* start Recorded data *

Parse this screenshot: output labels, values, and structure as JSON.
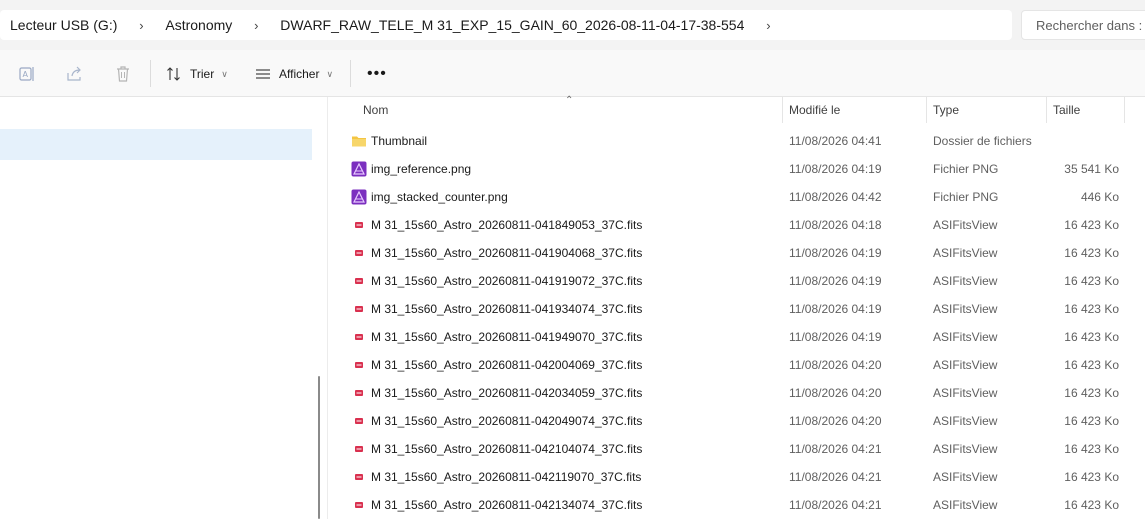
{
  "address": {
    "crumbs": [
      "Lecteur USB (G:)",
      "Astronomy",
      "DWARF_RAW_TELE_M 31_EXP_15_GAIN_60_2026-08-11-04-17-38-554"
    ],
    "search_placeholder": "Rechercher dans : DWARF_RAW"
  },
  "toolbar": {
    "sort_label": "Trier",
    "view_label": "Afficher"
  },
  "columns": {
    "name": "Nom",
    "modified": "Modifié le",
    "type": "Type",
    "size": "Taille"
  },
  "files": [
    {
      "name": "Thumbnail",
      "modified": "11/08/2026 04:41",
      "type": "Dossier de fichiers",
      "size": "",
      "icon": "folder-icon"
    },
    {
      "name": "img_reference.png",
      "modified": "11/08/2026 04:19",
      "type": "Fichier PNG",
      "size": "35 541 Ko",
      "icon": "png-file-icon"
    },
    {
      "name": "img_stacked_counter.png",
      "modified": "11/08/2026 04:42",
      "type": "Fichier PNG",
      "size": "446 Ko",
      "icon": "png-file-icon"
    },
    {
      "name": "M 31_15s60_Astro_20260811-041849053_37C.fits",
      "modified": "11/08/2026 04:18",
      "type": "ASIFitsView",
      "size": "16 423 Ko",
      "icon": "fits-file-icon"
    },
    {
      "name": "M 31_15s60_Astro_20260811-041904068_37C.fits",
      "modified": "11/08/2026 04:19",
      "type": "ASIFitsView",
      "size": "16 423 Ko",
      "icon": "fits-file-icon"
    },
    {
      "name": "M 31_15s60_Astro_20260811-041919072_37C.fits",
      "modified": "11/08/2026 04:19",
      "type": "ASIFitsView",
      "size": "16 423 Ko",
      "icon": "fits-file-icon"
    },
    {
      "name": "M 31_15s60_Astro_20260811-041934074_37C.fits",
      "modified": "11/08/2026 04:19",
      "type": "ASIFitsView",
      "size": "16 423 Ko",
      "icon": "fits-file-icon"
    },
    {
      "name": "M 31_15s60_Astro_20260811-041949070_37C.fits",
      "modified": "11/08/2026 04:19",
      "type": "ASIFitsView",
      "size": "16 423 Ko",
      "icon": "fits-file-icon"
    },
    {
      "name": "M 31_15s60_Astro_20260811-042004069_37C.fits",
      "modified": "11/08/2026 04:20",
      "type": "ASIFitsView",
      "size": "16 423 Ko",
      "icon": "fits-file-icon"
    },
    {
      "name": "M 31_15s60_Astro_20260811-042034059_37C.fits",
      "modified": "11/08/2026 04:20",
      "type": "ASIFitsView",
      "size": "16 423 Ko",
      "icon": "fits-file-icon"
    },
    {
      "name": "M 31_15s60_Astro_20260811-042049074_37C.fits",
      "modified": "11/08/2026 04:20",
      "type": "ASIFitsView",
      "size": "16 423 Ko",
      "icon": "fits-file-icon"
    },
    {
      "name": "M 31_15s60_Astro_20260811-042104074_37C.fits",
      "modified": "11/08/2026 04:21",
      "type": "ASIFitsView",
      "size": "16 423 Ko",
      "icon": "fits-file-icon"
    },
    {
      "name": "M 31_15s60_Astro_20260811-042119070_37C.fits",
      "modified": "11/08/2026 04:21",
      "type": "ASIFitsView",
      "size": "16 423 Ko",
      "icon": "fits-file-icon"
    },
    {
      "name": "M 31_15s60_Astro_20260811-042134074_37C.fits",
      "modified": "11/08/2026 04:21",
      "type": "ASIFitsView",
      "size": "16 423 Ko",
      "icon": "fits-file-icon"
    }
  ],
  "colors": {
    "selection": "#e5f1fb",
    "folder": "#f4c542",
    "png_icon": "#7b2fbf",
    "fits_icon": "#d9304f"
  }
}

* end Recorded data *

> **Given task**: Pictures are to be left out; repeat all the remaining data exactly.

> **Solution**:
Parse this screenshot: output labels, values, and structure as JSON.
{
  "address": {
    "crumbs": [
      "Lecteur USB (G:)",
      "Astronomy",
      "DWARF_RAW_TELE_M 31_EXP_15_GAIN_60_2026-08-11-04-17-38-554"
    ],
    "search_placeholder": "Rechercher dans : DWARF_RAW"
  },
  "toolbar": {
    "sort_label": "Trier",
    "view_label": "Afficher"
  },
  "columns": {
    "name": "Nom",
    "modified": "Modifié le",
    "type": "Type",
    "size": "Taille"
  },
  "files": [
    {
      "name": "Thumbnail",
      "modified": "11/08/2026 04:41",
      "type": "Dossier de fichiers",
      "size": "",
      "icon": "folder-icon"
    },
    {
      "name": "img_reference.png",
      "modified": "11/08/2026 04:19",
      "type": "Fichier PNG",
      "size": "35 541 Ko",
      "icon": "png-file-icon"
    },
    {
      "name": "img_stacked_counter.png",
      "modified": "11/08/2026 04:42",
      "type": "Fichier PNG",
      "size": "446 Ko",
      "icon": "png-file-icon"
    },
    {
      "name": "M 31_15s60_Astro_20260811-041849053_37C.fits",
      "modified": "11/08/2026 04:18",
      "type": "ASIFitsView",
      "size": "16 423 Ko",
      "icon": "fits-file-icon"
    },
    {
      "name": "M 31_15s60_Astro_20260811-041904068_37C.fits",
      "modified": "11/08/2026 04:19",
      "type": "ASIFitsView",
      "size": "16 423 Ko",
      "icon": "fits-file-icon"
    },
    {
      "name": "M 31_15s60_Astro_20260811-041919072_37C.fits",
      "modified": "11/08/2026 04:19",
      "type": "ASIFitsView",
      "size": "16 423 Ko",
      "icon": "fits-file-icon"
    },
    {
      "name": "M 31_15s60_Astro_20260811-041934074_37C.fits",
      "modified": "11/08/2026 04:19",
      "type": "ASIFitsView",
      "size": "16 423 Ko",
      "icon": "fits-file-icon"
    },
    {
      "name": "M 31_15s60_Astro_20260811-041949070_37C.fits",
      "modified": "11/08/2026 04:19",
      "type": "ASIFitsView",
      "size": "16 423 Ko",
      "icon": "fits-file-icon"
    },
    {
      "name": "M 31_15s60_Astro_20260811-042004069_37C.fits",
      "modified": "11/08/2026 04:20",
      "type": "ASIFitsView",
      "size": "16 423 Ko",
      "icon": "fits-file-icon"
    },
    {
      "name": "M 31_15s60_Astro_20260811-042034059_37C.fits",
      "modified": "11/08/2026 04:20",
      "type": "ASIFitsView",
      "size": "16 423 Ko",
      "icon": "fits-file-icon"
    },
    {
      "name": "M 31_15s60_Astro_20260811-042049074_37C.fits",
      "modified": "11/08/2026 04:20",
      "type": "ASIFitsView",
      "size": "16 423 Ko",
      "icon": "fits-file-icon"
    },
    {
      "name": "M 31_15s60_Astro_20260811-042104074_37C.fits",
      "modified": "11/08/2026 04:21",
      "type": "ASIFitsView",
      "size": "16 423 Ko",
      "icon": "fits-file-icon"
    },
    {
      "name": "M 31_15s60_Astro_20260811-042119070_37C.fits",
      "modified": "11/08/2026 04:21",
      "type": "ASIFitsView",
      "size": "16 423 Ko",
      "icon": "fits-file-icon"
    },
    {
      "name": "M 31_15s60_Astro_20260811-042134074_37C.fits",
      "modified": "11/08/2026 04:21",
      "type": "ASIFitsView",
      "size": "16 423 Ko",
      "icon": "fits-file-icon"
    }
  ],
  "colors": {
    "selection": "#e5f1fb",
    "folder": "#f4c542",
    "png_icon": "#7b2fbf",
    "fits_icon": "#d9304f"
  }
}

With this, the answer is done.